What is needed
Show every line of the records below that contains the word "structured".

Materials provided
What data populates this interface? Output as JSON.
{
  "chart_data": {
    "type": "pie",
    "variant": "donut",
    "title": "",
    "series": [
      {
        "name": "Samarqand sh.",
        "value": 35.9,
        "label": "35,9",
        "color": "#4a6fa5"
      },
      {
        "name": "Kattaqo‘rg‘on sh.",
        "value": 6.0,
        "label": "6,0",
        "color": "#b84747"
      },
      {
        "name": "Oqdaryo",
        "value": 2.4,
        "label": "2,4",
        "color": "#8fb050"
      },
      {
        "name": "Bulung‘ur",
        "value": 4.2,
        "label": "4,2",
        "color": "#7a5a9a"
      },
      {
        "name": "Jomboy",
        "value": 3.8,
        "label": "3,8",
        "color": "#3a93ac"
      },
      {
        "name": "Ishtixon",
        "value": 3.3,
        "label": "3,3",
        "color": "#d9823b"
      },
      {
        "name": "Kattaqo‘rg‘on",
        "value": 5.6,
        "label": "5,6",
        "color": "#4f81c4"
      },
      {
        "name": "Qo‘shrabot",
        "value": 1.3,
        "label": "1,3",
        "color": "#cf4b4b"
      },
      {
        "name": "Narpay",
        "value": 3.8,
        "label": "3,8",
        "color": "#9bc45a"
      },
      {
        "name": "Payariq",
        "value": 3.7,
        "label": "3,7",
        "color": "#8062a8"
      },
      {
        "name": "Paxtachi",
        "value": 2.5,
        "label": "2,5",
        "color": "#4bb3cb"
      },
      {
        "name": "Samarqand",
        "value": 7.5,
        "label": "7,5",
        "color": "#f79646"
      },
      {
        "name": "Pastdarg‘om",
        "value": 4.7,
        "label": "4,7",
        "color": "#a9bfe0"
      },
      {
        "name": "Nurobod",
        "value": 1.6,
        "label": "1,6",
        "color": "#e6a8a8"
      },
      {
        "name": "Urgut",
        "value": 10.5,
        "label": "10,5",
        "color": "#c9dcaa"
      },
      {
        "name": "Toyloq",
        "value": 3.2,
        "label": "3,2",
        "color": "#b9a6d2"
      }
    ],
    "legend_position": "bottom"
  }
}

...

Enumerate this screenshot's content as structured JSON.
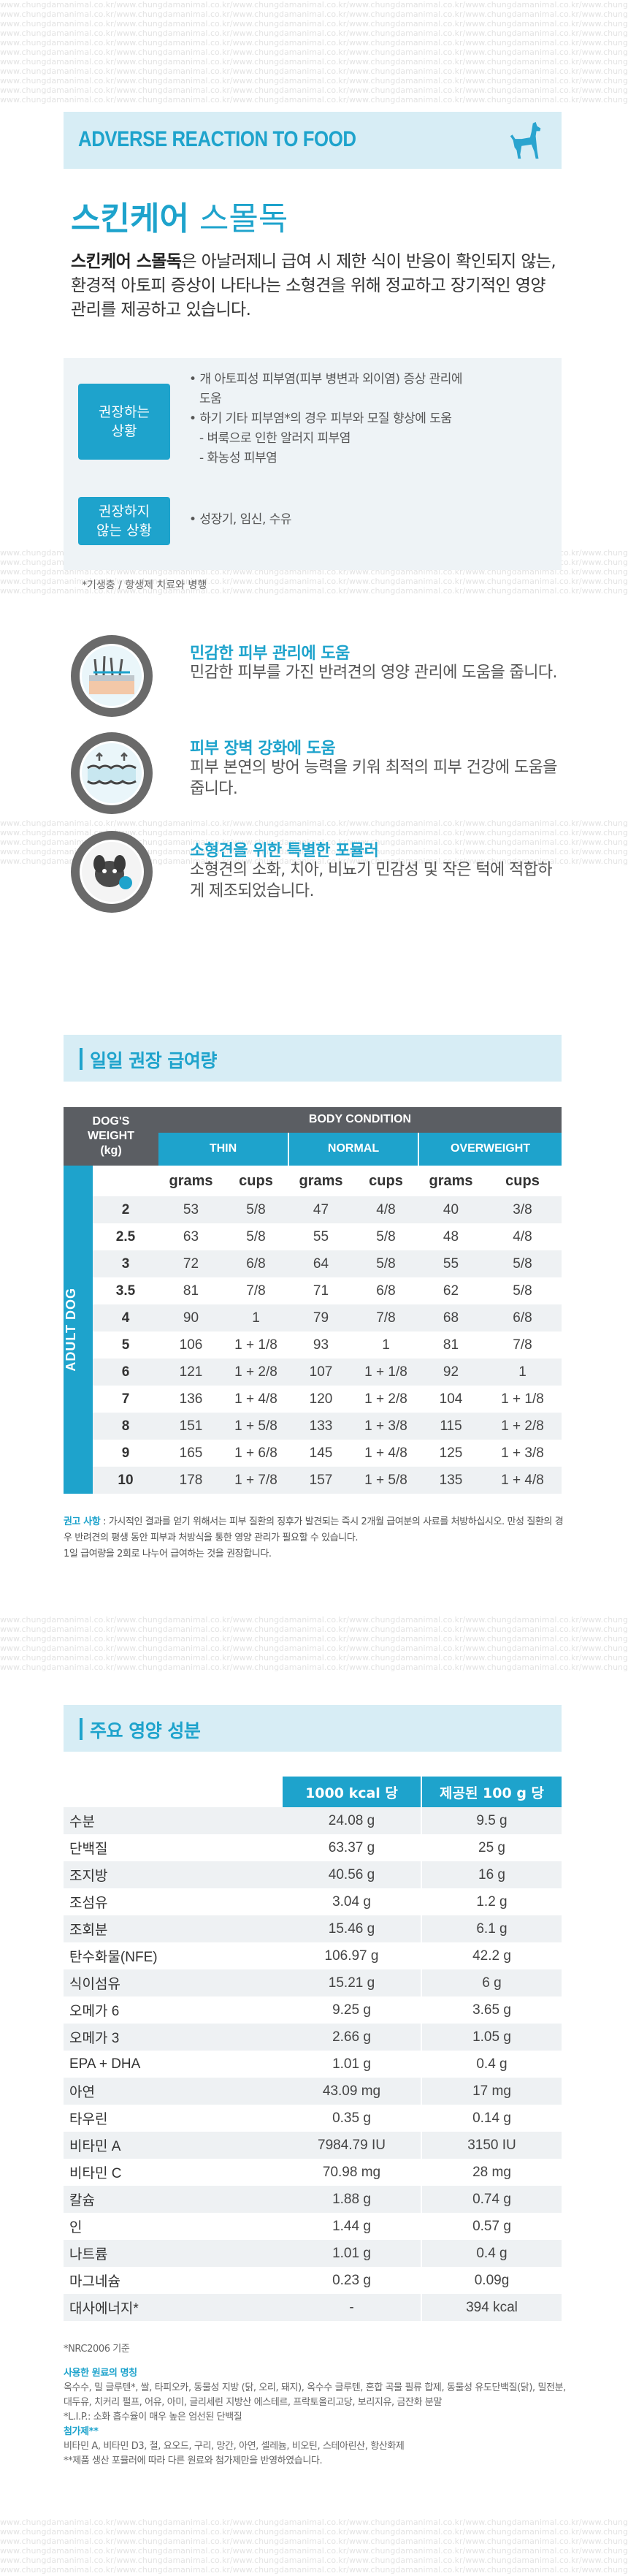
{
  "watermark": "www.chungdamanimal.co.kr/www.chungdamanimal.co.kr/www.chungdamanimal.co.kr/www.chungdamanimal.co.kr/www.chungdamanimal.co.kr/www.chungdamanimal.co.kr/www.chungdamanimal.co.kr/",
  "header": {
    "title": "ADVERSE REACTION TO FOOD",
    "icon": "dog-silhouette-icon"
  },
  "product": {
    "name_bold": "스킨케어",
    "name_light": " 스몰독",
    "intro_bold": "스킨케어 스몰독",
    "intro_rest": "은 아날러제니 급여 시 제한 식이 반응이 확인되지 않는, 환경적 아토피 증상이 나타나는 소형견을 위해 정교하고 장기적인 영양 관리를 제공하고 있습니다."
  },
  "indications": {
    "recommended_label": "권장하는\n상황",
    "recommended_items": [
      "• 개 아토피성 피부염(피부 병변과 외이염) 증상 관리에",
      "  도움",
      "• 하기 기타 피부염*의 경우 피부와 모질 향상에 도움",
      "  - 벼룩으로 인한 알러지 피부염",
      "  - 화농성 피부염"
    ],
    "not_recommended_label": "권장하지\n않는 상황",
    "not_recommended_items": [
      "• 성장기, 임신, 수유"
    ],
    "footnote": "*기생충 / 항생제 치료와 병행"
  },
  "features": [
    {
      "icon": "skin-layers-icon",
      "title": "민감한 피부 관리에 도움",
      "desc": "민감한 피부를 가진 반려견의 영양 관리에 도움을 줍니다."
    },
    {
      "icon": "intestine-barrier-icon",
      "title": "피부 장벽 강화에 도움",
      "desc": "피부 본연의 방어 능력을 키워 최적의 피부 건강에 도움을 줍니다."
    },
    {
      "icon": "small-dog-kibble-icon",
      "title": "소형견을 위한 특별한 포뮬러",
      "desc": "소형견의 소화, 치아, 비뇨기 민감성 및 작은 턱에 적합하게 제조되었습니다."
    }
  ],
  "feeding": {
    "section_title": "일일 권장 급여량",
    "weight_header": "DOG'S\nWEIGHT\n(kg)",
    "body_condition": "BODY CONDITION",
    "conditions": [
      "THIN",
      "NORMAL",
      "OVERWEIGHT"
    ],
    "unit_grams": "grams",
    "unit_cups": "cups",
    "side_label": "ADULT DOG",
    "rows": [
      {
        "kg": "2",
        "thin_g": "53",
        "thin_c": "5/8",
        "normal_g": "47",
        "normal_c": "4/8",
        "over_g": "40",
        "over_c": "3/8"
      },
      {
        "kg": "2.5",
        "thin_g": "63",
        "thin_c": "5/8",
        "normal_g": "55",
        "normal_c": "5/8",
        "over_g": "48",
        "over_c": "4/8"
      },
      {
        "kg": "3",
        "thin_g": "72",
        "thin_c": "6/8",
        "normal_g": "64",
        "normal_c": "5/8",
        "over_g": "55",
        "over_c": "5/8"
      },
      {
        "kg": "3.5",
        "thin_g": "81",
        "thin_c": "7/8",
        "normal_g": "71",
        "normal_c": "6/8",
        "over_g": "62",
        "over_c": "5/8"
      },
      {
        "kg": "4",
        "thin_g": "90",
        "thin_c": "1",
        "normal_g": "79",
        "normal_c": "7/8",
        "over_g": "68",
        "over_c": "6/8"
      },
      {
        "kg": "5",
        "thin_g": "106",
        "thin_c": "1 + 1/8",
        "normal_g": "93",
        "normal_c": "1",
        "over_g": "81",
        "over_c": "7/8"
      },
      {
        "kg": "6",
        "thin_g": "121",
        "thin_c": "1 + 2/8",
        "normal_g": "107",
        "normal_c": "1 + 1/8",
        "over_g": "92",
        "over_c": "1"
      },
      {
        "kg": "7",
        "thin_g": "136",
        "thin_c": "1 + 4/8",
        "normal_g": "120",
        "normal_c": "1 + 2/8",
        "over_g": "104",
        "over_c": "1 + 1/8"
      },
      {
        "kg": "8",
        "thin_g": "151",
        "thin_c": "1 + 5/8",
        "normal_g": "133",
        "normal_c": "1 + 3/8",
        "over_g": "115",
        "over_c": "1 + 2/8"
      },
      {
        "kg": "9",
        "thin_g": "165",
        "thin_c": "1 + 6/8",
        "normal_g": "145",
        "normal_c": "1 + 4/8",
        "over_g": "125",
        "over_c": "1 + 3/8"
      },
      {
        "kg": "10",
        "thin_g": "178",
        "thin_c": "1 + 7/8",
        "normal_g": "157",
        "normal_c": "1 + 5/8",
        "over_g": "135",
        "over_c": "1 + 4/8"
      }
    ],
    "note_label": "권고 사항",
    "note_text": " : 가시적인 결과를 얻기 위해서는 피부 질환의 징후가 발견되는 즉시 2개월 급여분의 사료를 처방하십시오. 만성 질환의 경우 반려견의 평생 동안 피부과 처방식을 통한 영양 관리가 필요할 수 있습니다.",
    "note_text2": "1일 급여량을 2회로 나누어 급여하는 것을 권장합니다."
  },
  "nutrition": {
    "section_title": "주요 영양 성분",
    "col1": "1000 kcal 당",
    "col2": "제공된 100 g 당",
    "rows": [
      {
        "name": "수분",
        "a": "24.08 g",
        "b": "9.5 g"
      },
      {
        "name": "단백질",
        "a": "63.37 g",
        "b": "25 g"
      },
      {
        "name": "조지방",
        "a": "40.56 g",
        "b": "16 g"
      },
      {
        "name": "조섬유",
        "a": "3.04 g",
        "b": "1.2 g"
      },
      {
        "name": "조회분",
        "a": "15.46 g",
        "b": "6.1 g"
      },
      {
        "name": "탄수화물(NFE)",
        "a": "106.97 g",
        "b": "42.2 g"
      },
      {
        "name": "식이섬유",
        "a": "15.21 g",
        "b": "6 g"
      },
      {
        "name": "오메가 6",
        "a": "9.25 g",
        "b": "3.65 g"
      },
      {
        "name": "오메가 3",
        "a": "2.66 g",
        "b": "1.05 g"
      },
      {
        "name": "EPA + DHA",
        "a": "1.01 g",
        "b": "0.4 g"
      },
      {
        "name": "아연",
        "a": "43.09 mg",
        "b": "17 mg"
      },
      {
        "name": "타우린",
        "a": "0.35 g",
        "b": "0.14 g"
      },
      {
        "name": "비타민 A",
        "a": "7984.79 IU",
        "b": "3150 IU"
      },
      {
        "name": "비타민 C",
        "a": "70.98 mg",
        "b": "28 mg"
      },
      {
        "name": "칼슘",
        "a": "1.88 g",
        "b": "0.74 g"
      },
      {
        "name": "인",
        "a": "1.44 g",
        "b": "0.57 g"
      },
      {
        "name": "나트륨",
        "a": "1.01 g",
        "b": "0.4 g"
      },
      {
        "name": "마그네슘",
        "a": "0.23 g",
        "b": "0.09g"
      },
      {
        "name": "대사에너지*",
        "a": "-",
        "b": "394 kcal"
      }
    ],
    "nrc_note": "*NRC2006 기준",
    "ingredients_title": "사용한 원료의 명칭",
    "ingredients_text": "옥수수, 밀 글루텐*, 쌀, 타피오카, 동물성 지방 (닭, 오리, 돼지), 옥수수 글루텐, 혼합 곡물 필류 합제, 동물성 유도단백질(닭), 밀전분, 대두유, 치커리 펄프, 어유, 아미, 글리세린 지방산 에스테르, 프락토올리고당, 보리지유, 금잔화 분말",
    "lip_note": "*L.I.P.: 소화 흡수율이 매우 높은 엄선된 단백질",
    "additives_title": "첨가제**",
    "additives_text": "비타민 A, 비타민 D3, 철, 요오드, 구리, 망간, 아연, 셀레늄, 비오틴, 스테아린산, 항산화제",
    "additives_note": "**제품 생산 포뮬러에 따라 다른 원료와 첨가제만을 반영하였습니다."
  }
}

* * *

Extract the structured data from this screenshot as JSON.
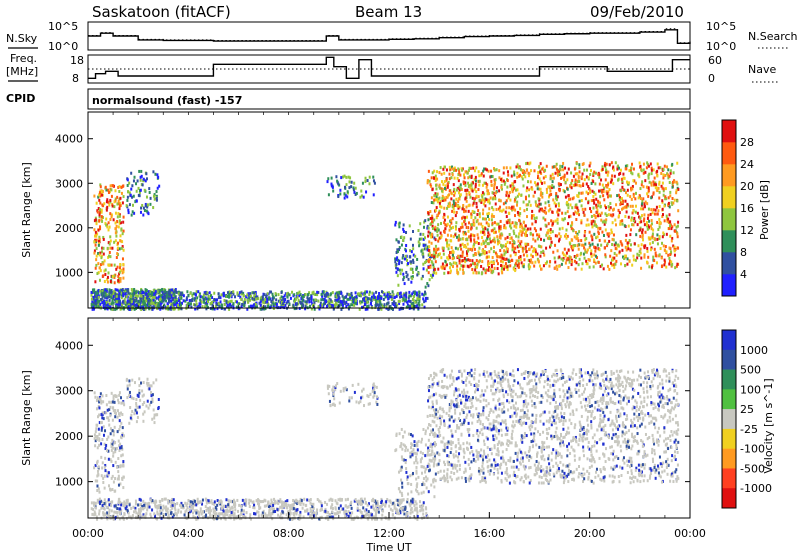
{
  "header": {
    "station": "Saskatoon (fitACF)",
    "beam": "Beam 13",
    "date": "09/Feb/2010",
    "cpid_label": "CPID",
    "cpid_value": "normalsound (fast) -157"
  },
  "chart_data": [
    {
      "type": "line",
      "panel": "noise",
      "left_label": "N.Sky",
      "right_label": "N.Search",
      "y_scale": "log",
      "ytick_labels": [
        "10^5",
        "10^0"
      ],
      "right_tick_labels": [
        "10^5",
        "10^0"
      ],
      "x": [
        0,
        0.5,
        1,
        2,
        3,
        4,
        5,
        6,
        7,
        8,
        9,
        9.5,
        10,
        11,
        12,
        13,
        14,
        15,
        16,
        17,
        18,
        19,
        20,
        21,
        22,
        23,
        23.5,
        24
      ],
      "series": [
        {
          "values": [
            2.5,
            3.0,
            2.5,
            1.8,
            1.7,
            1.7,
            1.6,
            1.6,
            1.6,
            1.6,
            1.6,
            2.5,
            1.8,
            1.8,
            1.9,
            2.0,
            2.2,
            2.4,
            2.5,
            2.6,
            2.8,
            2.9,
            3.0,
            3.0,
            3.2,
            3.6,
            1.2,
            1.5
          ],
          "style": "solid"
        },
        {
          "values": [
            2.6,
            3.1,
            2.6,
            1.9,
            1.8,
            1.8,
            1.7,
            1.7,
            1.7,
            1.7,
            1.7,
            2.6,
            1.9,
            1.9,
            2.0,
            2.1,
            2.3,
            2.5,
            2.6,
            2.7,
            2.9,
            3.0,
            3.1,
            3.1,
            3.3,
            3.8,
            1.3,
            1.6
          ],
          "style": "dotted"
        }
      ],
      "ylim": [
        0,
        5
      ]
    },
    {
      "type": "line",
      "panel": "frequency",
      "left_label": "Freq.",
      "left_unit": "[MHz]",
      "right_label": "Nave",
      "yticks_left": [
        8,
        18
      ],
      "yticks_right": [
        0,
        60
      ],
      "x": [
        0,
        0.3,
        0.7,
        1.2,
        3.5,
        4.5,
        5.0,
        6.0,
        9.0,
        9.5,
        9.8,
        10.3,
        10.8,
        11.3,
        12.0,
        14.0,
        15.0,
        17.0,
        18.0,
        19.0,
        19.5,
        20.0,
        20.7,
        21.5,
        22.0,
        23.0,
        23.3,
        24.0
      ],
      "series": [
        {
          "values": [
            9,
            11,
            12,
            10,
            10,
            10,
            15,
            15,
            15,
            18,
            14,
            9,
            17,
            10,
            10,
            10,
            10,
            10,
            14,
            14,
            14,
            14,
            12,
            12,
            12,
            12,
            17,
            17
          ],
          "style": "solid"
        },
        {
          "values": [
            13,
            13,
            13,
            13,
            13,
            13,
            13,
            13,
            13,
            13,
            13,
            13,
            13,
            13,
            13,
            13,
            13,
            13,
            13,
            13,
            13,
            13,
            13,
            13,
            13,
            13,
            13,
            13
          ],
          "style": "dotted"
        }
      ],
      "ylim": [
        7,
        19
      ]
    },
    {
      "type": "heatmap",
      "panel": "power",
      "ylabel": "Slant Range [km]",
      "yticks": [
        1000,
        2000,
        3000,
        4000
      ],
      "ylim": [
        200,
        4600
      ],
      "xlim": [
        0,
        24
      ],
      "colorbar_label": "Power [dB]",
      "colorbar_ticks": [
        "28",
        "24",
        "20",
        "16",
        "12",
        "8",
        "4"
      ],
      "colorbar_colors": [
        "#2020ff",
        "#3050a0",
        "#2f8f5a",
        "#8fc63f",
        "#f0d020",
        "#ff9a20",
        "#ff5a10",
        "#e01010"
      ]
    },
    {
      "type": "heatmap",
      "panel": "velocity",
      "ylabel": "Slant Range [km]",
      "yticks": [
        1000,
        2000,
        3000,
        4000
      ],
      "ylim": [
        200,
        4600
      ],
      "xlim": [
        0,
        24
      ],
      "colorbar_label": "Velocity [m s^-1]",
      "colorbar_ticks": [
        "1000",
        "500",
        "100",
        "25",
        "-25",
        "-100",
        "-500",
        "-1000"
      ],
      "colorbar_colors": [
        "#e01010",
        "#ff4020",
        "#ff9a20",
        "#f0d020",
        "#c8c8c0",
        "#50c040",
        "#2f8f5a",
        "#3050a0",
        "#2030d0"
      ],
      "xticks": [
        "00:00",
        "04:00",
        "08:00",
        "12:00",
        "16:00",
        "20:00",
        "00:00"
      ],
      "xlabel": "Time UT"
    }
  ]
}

Answer
Enumerate this screenshot's content as structured JSON.
Extract the structured data from this screenshot as JSON.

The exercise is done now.